▶ _TASK BRIEF_
Restate the entries below word for word, omitting nothing.

(Data items)
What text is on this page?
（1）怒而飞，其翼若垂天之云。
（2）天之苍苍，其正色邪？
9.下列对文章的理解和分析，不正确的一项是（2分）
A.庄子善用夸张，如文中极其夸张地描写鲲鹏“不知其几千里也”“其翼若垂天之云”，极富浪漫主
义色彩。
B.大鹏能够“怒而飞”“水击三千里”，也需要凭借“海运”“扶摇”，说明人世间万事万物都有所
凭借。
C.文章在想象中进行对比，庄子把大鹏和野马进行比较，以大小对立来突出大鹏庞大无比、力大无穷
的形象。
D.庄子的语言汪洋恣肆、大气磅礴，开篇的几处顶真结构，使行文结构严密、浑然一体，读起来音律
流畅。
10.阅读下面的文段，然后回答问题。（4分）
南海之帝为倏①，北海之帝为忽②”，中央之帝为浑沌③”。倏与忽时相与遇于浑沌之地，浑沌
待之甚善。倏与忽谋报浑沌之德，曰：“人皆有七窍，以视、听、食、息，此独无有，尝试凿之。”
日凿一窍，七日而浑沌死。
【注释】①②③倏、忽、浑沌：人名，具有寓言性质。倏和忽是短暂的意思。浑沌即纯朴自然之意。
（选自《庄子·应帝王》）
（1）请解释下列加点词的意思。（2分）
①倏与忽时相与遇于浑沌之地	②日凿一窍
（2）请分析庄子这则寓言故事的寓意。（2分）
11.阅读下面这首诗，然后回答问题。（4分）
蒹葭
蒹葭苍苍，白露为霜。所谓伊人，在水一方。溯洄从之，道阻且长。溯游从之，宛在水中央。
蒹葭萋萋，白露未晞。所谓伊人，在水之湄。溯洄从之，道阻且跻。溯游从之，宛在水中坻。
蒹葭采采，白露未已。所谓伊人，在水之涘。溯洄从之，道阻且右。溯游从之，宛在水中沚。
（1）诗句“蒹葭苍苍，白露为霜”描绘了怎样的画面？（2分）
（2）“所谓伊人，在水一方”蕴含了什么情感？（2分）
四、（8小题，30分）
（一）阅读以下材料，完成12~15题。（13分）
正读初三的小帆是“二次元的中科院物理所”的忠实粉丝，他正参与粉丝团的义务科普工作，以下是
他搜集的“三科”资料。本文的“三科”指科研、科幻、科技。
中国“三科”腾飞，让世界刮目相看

▶ _FINISHED TASK_
What text is on this page?
（1）怒而飞，其翼若垂天之云。
（2）天之苍苍，其正色邪？
9.下列对文章的理解和分析，不正确的一项是（2分）
A.庄子善用夸张，如文中极其夸张地描写鲲鹏“不知其几千里也”“其翼若垂天之云”，极富浪漫主
义色彩。
B.大鹏能够“怒而飞”“水击三千里”，也需要凭借“海运”“扶摇”，说明人世间万事万物都有所
凭借。
C.文章在想象中进行对比，庄子把大鹏和野马进行比较，以大小对立来突出大鹏庞大无比、力大无穷
的形象。
D.庄子的语言汪洋恣肆、大气磅礴，开篇的几处顶真结构，使行文结构严密、浑然一体，读起来音律
流畅。
10.阅读下面的文段，然后回答问题。（4分）
南海之帝为倏①，北海之帝为忽②”，中央之帝为浑沌③”。倏与忽时相与遇于浑沌之地，浑沌
待之甚善。倏与忽谋报浑沌之德，曰：“人皆有七窍，以视、听、食、息，此独无有，尝试凿之。”
日凿一窍，七日而浑沌死。
【注释】①②③倏、忽、浑沌：人名，具有寓言性质。倏和忽是短暂的意思。浑沌即纯朴自然之意。
（选自《庄子·应帝王》）
（1）请解释下列加点词的意思。（2分）
①倏与忽时相与遇于浑沌之地	②日凿一窍
（2）请分析庄子这则寓言故事的寓意。（2分）
11.阅读下面这首诗，然后回答问题。（4分）
蒹葭
蒹葭苍苍，白露为霜。所谓伊人，在水一方。溯洄从之，道阻且长。溯游从之，宛在水中央。
蒹葭萋萋，白露未晞。所谓伊人，在水之湄。溯洄从之，道阻且跻。溯游从之，宛在水中坻。
蒹葭采采，白露未已。所谓伊人，在水之涘。溯洄从之，道阻且右。溯游从之，宛在水中沚。
（1）诗句“蒹葭苍苍，白露为霜”描绘了怎样的画面？（2分）
（2）“所谓伊人，在水一方”蕴含了什么情感？（2分）
四、（8小题，30分）
（一）阅读以下材料，完成12~15题。（13分）
正读初三的小帆是“二次元的中科院物理所”的忠实粉丝，他正参与粉丝团的义务科普工作，以下是
他搜集的“三科”资料。本文的“三科”指科研、科幻、科技。
中国“三科”腾飞，让世界刮目相看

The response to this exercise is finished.